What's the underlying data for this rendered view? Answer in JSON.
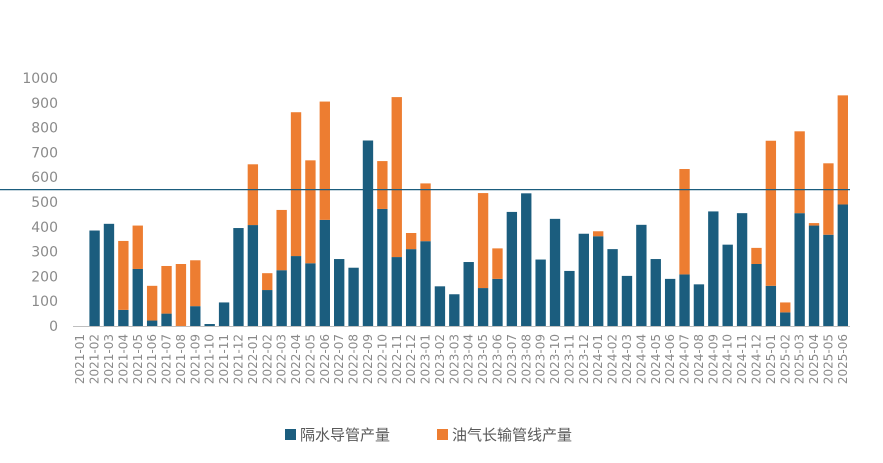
{
  "chart_data": {
    "type": "bar",
    "stacked": true,
    "categories": [
      "2021-01",
      "2021-02",
      "2021-03",
      "2021-04",
      "2021-05",
      "2021-06",
      "2021-07",
      "2021-08",
      "2021-09",
      "2021-10",
      "2021-11",
      "2021-12",
      "2022-01",
      "2022-02",
      "2022-03",
      "2022-04",
      "2022-05",
      "2022-06",
      "2022-07",
      "2022-08",
      "2022-09",
      "2022-10",
      "2022-11",
      "2022-12",
      "2023-01",
      "2023-02",
      "2023-03",
      "2023-04",
      "2023-05",
      "2023-06",
      "2023-07",
      "2023-08",
      "2023-09",
      "2023-10",
      "2023-11",
      "2023-12",
      "2024-01",
      "2024-02",
      "2024-03",
      "2024-04",
      "2024-05",
      "2024-06",
      "2024-07",
      "2024-08",
      "2024-09",
      "2024-10",
      "2024-11",
      "2024-12",
      "2025-01",
      "2025-02",
      "2025-03",
      "2025-04",
      "2025-05",
      "2025-06"
    ],
    "series": [
      {
        "name": "隔水导管产量",
        "color": "#1b5d7e",
        "values": [
          0,
          385,
          412,
          65,
          230,
          22,
          50,
          0,
          80,
          8,
          95,
          395,
          407,
          145,
          225,
          282,
          253,
          428,
          270,
          235,
          748,
          472,
          278,
          310,
          342,
          160,
          128,
          258,
          153,
          190,
          460,
          535,
          268,
          432,
          222,
          372,
          362,
          310,
          202,
          408,
          270,
          190,
          208,
          168,
          462,
          328,
          455,
          250,
          162,
          55,
          455,
          405,
          368,
          490
        ]
      },
      {
        "name": "油气长输管线产量",
        "color": "#ed7d31",
        "values": [
          0,
          0,
          0,
          278,
          175,
          140,
          192,
          250,
          185,
          0,
          0,
          0,
          245,
          68,
          243,
          580,
          415,
          477,
          0,
          0,
          0,
          193,
          645,
          65,
          233,
          0,
          0,
          0,
          383,
          123,
          0,
          0,
          0,
          0,
          0,
          0,
          20,
          0,
          0,
          0,
          0,
          0,
          425,
          0,
          0,
          0,
          0,
          65,
          585,
          40,
          330,
          10,
          288,
          440
        ]
      }
    ],
    "reference_line": 550,
    "ylim": [
      0,
      1000
    ],
    "yticks": [
      0,
      100,
      200,
      300,
      400,
      500,
      600,
      700,
      800,
      900,
      1000
    ],
    "legend": "bottom",
    "grid": false
  }
}
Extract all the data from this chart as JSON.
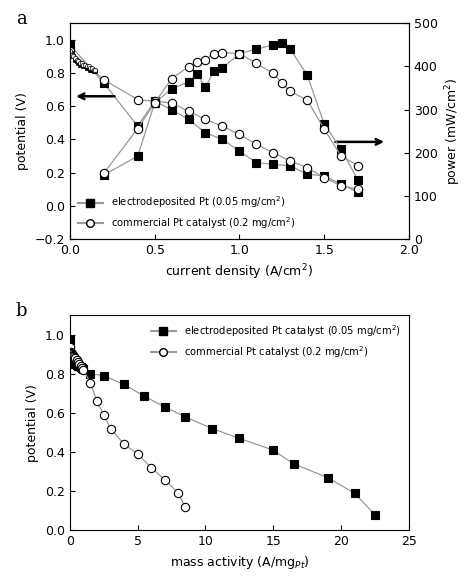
{
  "panel_a": {
    "pol_ed_x": [
      0.0,
      0.2,
      0.4,
      0.5,
      0.6,
      0.7,
      0.8,
      0.9,
      1.0,
      1.1,
      1.2,
      1.3,
      1.4,
      1.5,
      1.6,
      1.7
    ],
    "pol_ed_y": [
      0.97,
      0.74,
      0.48,
      0.63,
      0.58,
      0.52,
      0.44,
      0.4,
      0.33,
      0.26,
      0.25,
      0.24,
      0.19,
      0.18,
      0.13,
      0.08
    ],
    "pol_comm_x": [
      0.0,
      0.2,
      0.4,
      0.5,
      0.6,
      0.7,
      0.8,
      0.9,
      1.0,
      1.1,
      1.2,
      1.3,
      1.4,
      1.5,
      1.6,
      1.7
    ],
    "pol_comm_y": [
      0.935,
      0.76,
      0.64,
      0.63,
      0.62,
      0.57,
      0.52,
      0.48,
      0.43,
      0.37,
      0.32,
      0.27,
      0.23,
      0.17,
      0.12,
      0.1
    ],
    "pow_ed_x": [
      0.2,
      0.4,
      0.5,
      0.6,
      0.7,
      0.75,
      0.8,
      0.85,
      0.9,
      1.0,
      1.1,
      1.2,
      1.25,
      1.3,
      1.4,
      1.5,
      1.6,
      1.7
    ],
    "pow_ed_y": [
      148,
      192,
      315,
      348,
      364,
      383,
      352,
      390,
      396,
      430,
      440,
      450,
      455,
      440,
      380,
      267,
      208,
      136
    ],
    "pow_comm_x": [
      0.2,
      0.4,
      0.5,
      0.6,
      0.7,
      0.75,
      0.8,
      0.85,
      0.9,
      1.0,
      1.1,
      1.2,
      1.25,
      1.3,
      1.4,
      1.5,
      1.6,
      1.7
    ],
    "pow_comm_y": [
      152,
      256,
      315,
      372,
      399,
      411,
      416,
      430,
      432,
      430,
      407,
      384,
      362,
      342,
      322,
      255,
      192,
      170
    ],
    "kin_ed_x": [
      0.0,
      0.01,
      0.02,
      0.03,
      0.04,
      0.05,
      0.06,
      0.07,
      0.08,
      0.09,
      0.1,
      0.11,
      0.12,
      0.13,
      0.14,
      0.15
    ],
    "kin_ed_y": [
      0.97,
      0.92,
      0.9,
      0.88,
      0.87,
      0.86,
      0.85,
      0.85,
      0.84,
      0.84,
      0.83,
      0.83,
      0.82,
      0.82,
      0.81,
      0.81
    ],
    "kin_comm_x": [
      0.0,
      0.01,
      0.02,
      0.03,
      0.04,
      0.05,
      0.06,
      0.07,
      0.08,
      0.09,
      0.1,
      0.11,
      0.12,
      0.13,
      0.14,
      0.15
    ],
    "kin_comm_y": [
      0.935,
      0.91,
      0.9,
      0.89,
      0.88,
      0.87,
      0.86,
      0.86,
      0.85,
      0.85,
      0.84,
      0.84,
      0.83,
      0.83,
      0.82,
      0.82
    ],
    "xlabel": "current density (A/cm$^2$)",
    "ylabel_left": "potential (V)",
    "ylabel_right": "power (mW/cm$^2$)",
    "xlim": [
      0.0,
      2.0
    ],
    "ylim_left": [
      -0.2,
      1.1
    ],
    "ylim_right": [
      0,
      500
    ],
    "label": "a"
  },
  "panel_b": {
    "ed_x": [
      0.0,
      0.05,
      0.1,
      0.15,
      0.2,
      0.25,
      0.3,
      0.4,
      0.5,
      0.6,
      0.7,
      0.8,
      0.9,
      1.0,
      1.5,
      2.5,
      4.0,
      5.5,
      7.0,
      8.5,
      10.5,
      12.5,
      15.0,
      16.5,
      19.0,
      21.0,
      22.5
    ],
    "ed_y": [
      0.97,
      0.875,
      0.87,
      0.865,
      0.86,
      0.855,
      0.852,
      0.848,
      0.845,
      0.84,
      0.838,
      0.835,
      0.83,
      0.825,
      0.8,
      0.79,
      0.745,
      0.685,
      0.63,
      0.58,
      0.52,
      0.47,
      0.41,
      0.34,
      0.27,
      0.19,
      0.08
    ],
    "comm_x": [
      0.0,
      0.05,
      0.1,
      0.15,
      0.2,
      0.25,
      0.3,
      0.4,
      0.5,
      0.6,
      0.7,
      0.8,
      0.9,
      1.0,
      1.5,
      2.0,
      2.5,
      3.0,
      4.0,
      5.0,
      6.0,
      7.0,
      8.0,
      8.5
    ],
    "comm_y": [
      0.935,
      0.91,
      0.905,
      0.9,
      0.895,
      0.89,
      0.885,
      0.878,
      0.87,
      0.86,
      0.85,
      0.84,
      0.83,
      0.82,
      0.755,
      0.66,
      0.59,
      0.52,
      0.44,
      0.39,
      0.32,
      0.26,
      0.19,
      0.12
    ],
    "xlabel": "mass activity (A/mg$_{Pt}$)",
    "ylabel": "potential (V)",
    "xlim": [
      0,
      25
    ],
    "ylim": [
      0.0,
      1.1
    ],
    "label": "b"
  },
  "line_color": "#999999",
  "ed_marker": "s",
  "comm_marker": "o",
  "marker_size": 6,
  "marker_facecolor_ed": "#000000",
  "marker_facecolor_comm": "#ffffff",
  "marker_edgecolor": "#000000",
  "legend_a_ed": "electrodeposited Pt (0.05 mg/cm$^2$)",
  "legend_a_comm": "commercial Pt catalyst (0.2 mg/cm$^2$)",
  "legend_b_ed": "electrodeposited Pt catalyst (0.05 mg/cm$^2$)",
  "legend_b_comm": "commercial Pt catalyst (0.2 mg/cm$^2$)"
}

====

* Requirements
From the entries above, return each line with the word "electrodeposited" in it.

* Expected output
  "legend_a_ed": "electrodeposited Pt (0.05 mg/cm$^2$)",
  "legend_b_ed": "electrodeposited Pt catalyst (0.05 mg/cm$^2$)",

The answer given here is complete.